*Objective*. Show each line from the listing that includes the word "等値換算係数".

*Provided entries*.

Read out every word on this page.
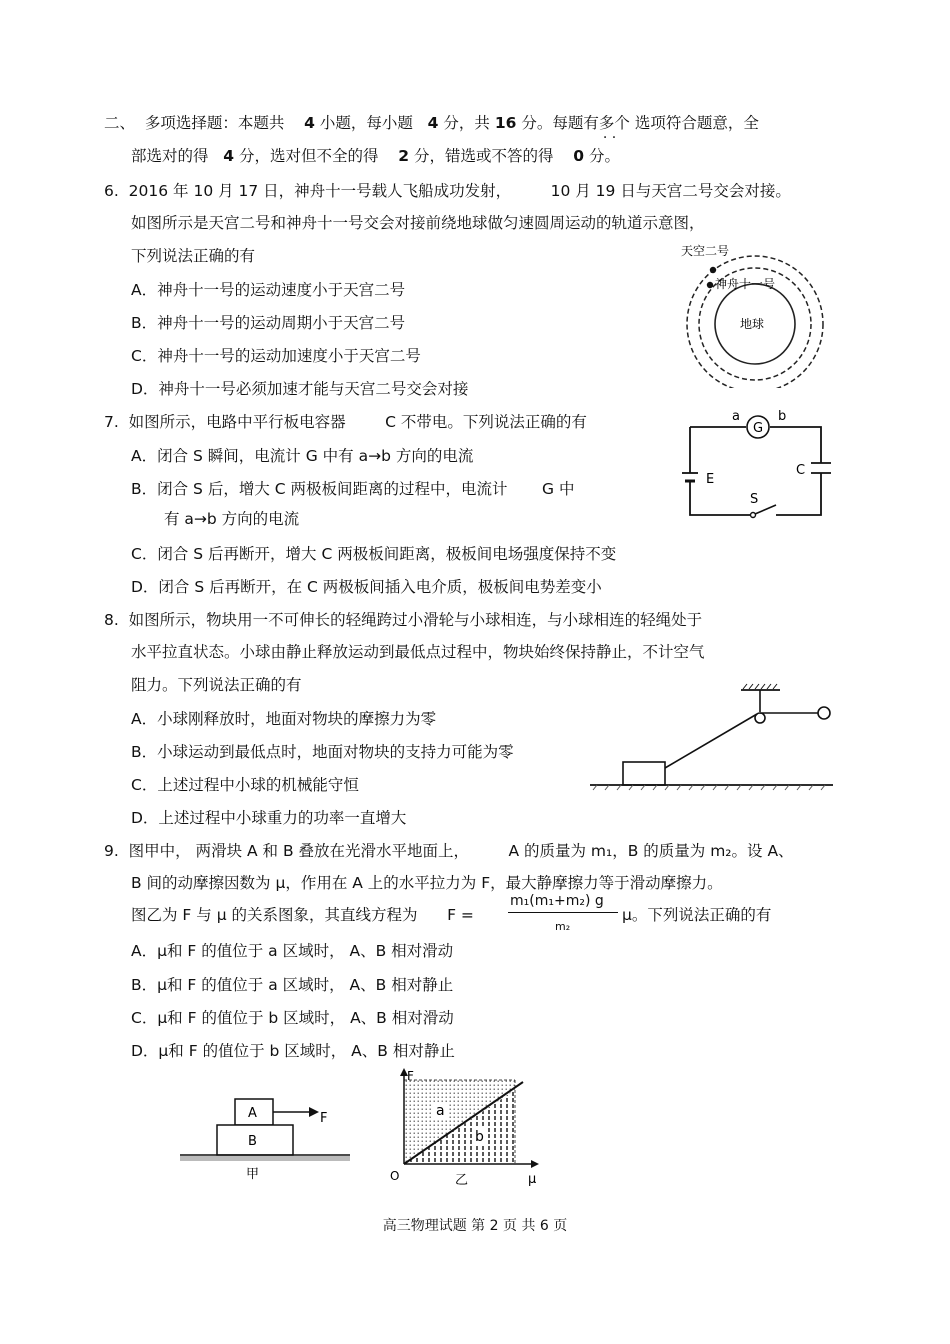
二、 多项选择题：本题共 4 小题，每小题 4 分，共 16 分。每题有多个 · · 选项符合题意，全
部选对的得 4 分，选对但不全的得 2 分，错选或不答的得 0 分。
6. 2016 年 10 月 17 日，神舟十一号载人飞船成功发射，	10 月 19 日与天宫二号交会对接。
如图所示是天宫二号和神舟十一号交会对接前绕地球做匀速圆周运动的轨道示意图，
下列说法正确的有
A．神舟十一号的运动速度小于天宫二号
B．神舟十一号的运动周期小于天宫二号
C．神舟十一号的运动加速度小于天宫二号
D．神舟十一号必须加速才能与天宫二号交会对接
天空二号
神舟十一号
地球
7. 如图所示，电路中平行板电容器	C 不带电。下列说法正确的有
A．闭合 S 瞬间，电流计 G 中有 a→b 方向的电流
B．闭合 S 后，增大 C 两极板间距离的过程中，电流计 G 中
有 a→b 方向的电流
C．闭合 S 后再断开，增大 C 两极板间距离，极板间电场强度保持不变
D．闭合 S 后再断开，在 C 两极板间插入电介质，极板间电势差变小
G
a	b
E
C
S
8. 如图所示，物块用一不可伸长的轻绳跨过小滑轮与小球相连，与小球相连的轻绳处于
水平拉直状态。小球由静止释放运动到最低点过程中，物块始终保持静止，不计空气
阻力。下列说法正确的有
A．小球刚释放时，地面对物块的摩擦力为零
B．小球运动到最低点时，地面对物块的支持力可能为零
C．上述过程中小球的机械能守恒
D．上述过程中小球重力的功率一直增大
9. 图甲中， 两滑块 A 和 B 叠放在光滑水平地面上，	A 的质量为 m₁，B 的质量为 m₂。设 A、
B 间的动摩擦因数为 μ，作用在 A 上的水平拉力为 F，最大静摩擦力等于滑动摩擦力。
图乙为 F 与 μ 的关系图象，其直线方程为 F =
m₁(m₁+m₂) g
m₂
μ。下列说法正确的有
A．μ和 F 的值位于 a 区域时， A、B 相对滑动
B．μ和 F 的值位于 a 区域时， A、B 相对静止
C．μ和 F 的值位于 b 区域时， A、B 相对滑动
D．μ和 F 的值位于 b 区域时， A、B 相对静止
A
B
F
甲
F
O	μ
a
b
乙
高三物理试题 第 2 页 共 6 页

...

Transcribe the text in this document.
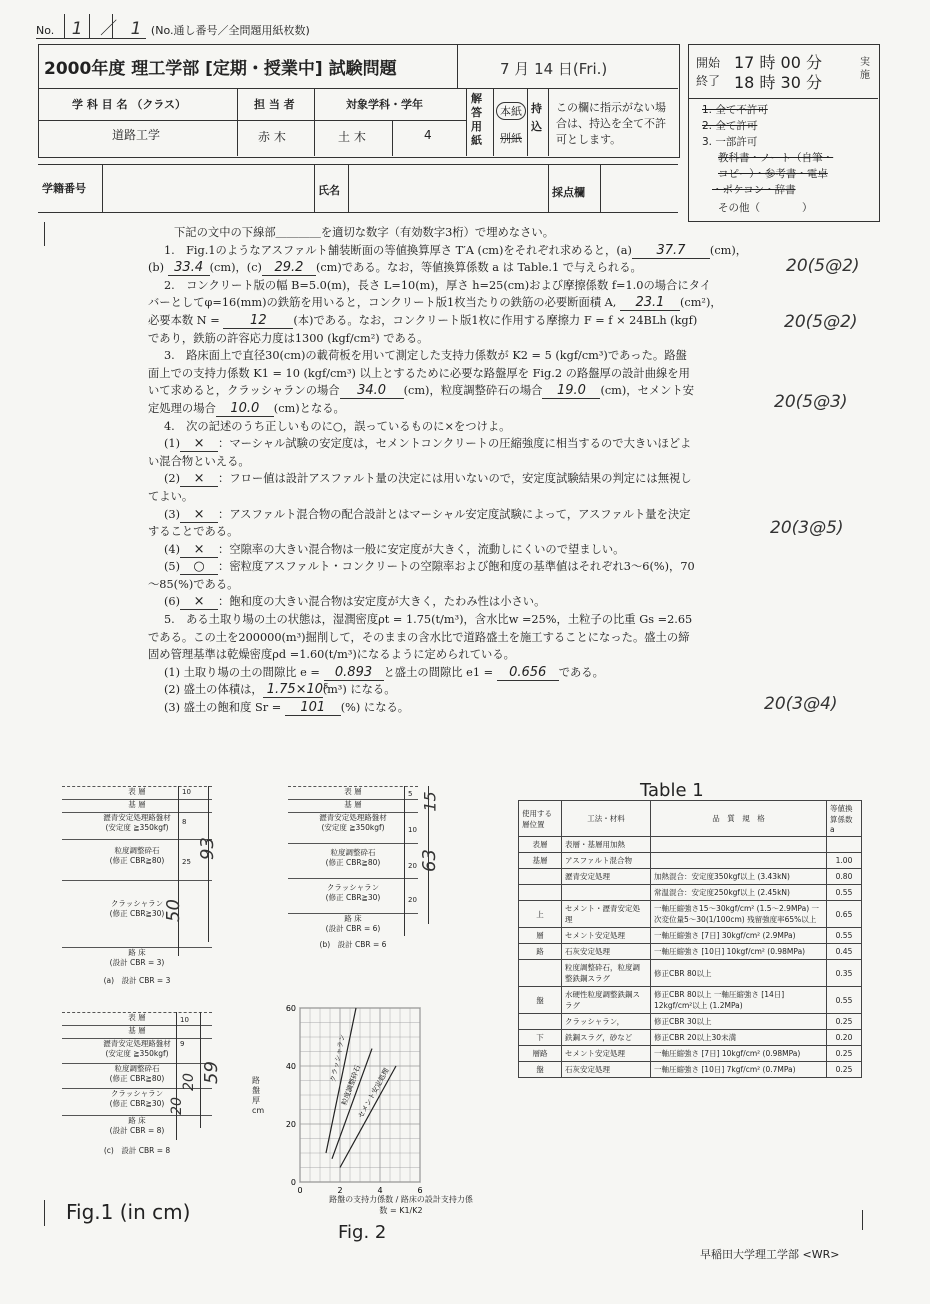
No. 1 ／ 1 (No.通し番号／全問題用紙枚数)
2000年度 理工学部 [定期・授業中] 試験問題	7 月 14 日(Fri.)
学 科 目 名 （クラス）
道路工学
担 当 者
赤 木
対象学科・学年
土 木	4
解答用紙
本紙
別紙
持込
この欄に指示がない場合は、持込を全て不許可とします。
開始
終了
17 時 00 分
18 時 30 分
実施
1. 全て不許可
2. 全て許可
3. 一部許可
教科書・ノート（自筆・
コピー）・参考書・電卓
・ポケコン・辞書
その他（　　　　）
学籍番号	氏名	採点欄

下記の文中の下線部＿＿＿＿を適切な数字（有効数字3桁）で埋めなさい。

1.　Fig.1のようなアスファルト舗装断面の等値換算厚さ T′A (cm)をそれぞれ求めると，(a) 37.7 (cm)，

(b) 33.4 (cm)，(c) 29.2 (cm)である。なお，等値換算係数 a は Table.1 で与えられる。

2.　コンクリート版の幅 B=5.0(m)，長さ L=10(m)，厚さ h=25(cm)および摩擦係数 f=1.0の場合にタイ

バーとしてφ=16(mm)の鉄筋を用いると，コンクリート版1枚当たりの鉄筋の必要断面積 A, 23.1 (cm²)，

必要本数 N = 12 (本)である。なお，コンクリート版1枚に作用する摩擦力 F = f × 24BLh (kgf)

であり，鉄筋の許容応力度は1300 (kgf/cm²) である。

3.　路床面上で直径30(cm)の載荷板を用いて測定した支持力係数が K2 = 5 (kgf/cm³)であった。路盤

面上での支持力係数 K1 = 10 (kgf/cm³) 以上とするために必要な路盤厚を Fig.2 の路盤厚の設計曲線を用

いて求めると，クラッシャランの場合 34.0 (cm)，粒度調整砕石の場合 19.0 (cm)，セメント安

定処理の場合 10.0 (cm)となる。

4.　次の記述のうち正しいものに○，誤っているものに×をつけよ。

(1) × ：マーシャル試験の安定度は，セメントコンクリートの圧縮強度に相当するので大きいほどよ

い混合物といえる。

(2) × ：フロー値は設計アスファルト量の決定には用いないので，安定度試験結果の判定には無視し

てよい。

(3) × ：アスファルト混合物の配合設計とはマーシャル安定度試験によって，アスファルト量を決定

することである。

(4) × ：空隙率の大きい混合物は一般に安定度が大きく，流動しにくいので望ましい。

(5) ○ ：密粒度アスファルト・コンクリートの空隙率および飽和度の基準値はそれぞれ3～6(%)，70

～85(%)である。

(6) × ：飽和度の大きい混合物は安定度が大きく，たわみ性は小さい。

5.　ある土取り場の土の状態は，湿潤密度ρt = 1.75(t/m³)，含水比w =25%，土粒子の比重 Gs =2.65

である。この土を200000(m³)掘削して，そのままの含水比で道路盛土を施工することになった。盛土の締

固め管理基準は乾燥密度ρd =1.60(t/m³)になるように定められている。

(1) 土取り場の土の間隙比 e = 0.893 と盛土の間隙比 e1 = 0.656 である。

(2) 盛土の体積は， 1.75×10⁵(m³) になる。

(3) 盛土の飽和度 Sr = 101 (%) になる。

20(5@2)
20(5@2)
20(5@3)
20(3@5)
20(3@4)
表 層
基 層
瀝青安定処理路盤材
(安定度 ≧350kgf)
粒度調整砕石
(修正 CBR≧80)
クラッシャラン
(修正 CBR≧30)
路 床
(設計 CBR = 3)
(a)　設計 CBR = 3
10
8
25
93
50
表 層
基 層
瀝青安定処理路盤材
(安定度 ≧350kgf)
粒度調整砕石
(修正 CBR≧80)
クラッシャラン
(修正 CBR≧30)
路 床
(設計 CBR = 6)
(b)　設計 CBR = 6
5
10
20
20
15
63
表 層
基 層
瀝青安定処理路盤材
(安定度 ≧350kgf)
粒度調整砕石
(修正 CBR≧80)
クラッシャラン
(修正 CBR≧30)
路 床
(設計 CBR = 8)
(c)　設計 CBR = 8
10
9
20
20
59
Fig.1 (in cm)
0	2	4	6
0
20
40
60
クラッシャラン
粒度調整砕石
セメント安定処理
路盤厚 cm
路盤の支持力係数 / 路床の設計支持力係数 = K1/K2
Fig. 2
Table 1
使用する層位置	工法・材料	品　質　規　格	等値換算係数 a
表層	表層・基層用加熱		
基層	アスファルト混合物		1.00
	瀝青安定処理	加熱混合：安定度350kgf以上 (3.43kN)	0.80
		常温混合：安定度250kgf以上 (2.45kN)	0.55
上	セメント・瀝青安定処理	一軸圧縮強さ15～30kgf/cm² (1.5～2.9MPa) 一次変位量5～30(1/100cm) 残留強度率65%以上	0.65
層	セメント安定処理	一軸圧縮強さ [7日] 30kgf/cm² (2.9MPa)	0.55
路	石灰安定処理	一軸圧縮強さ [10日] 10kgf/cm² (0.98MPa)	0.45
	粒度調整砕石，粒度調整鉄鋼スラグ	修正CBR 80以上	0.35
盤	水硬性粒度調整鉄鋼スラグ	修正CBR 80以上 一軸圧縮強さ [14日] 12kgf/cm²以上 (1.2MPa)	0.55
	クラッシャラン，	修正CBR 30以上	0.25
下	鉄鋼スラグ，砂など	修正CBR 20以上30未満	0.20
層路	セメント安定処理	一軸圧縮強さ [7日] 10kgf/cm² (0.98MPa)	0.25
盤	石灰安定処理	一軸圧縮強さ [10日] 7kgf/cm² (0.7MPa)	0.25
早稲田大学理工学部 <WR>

*Worked solution*.
(b) 33.4 (cm)，(c) 29.2 (cm)である。なお，等値換算係数 a は Table.1 で与えられる。
使用する層位置	工法・材料	品　質　規　格	等値換算係数 a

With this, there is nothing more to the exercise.